(Dataset entries)
(begin)

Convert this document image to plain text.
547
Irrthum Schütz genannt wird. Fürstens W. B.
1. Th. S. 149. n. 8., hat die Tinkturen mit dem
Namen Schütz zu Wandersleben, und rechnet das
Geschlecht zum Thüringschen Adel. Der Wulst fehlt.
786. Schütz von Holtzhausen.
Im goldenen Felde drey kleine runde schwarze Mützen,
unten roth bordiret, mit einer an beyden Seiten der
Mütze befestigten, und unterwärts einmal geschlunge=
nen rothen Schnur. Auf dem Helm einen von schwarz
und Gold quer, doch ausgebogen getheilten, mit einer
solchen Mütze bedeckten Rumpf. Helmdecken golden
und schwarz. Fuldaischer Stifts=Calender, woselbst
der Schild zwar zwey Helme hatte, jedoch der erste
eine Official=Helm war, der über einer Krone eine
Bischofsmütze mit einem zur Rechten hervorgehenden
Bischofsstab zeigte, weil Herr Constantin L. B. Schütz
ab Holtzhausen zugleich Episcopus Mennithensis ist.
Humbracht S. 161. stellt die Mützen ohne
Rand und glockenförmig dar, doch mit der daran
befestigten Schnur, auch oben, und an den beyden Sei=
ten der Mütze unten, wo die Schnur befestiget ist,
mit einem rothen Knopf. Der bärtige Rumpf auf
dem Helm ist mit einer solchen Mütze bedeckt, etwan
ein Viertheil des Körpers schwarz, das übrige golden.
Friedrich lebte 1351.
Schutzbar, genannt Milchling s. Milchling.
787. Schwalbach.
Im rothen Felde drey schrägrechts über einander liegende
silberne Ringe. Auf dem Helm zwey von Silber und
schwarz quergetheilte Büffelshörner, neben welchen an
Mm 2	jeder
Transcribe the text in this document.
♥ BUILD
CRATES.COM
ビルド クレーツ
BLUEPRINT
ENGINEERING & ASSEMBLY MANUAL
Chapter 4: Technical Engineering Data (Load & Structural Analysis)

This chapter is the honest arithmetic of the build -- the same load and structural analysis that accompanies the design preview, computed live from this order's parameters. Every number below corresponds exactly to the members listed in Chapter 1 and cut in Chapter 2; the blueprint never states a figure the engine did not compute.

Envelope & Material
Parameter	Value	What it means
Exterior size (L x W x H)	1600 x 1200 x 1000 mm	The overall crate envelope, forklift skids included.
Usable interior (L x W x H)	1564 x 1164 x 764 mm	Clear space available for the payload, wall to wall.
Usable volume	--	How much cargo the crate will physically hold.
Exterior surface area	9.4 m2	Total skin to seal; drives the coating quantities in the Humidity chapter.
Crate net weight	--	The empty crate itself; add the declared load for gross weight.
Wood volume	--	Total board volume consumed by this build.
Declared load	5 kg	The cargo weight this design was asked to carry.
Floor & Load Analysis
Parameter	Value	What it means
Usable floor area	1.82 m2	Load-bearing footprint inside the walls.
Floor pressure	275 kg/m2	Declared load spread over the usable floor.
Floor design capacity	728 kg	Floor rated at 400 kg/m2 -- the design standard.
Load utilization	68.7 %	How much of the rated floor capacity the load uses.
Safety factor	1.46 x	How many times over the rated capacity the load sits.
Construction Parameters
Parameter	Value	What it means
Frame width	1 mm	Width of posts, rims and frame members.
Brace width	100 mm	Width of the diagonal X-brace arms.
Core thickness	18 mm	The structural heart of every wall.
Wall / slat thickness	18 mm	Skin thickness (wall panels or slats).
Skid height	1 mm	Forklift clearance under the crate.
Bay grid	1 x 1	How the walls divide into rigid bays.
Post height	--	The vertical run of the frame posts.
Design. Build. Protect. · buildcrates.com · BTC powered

(end)

_WHAT IS ASKED_
Write down only how many lines in the listing contain the word "document".

_RESPONSE TO THE TASK_
2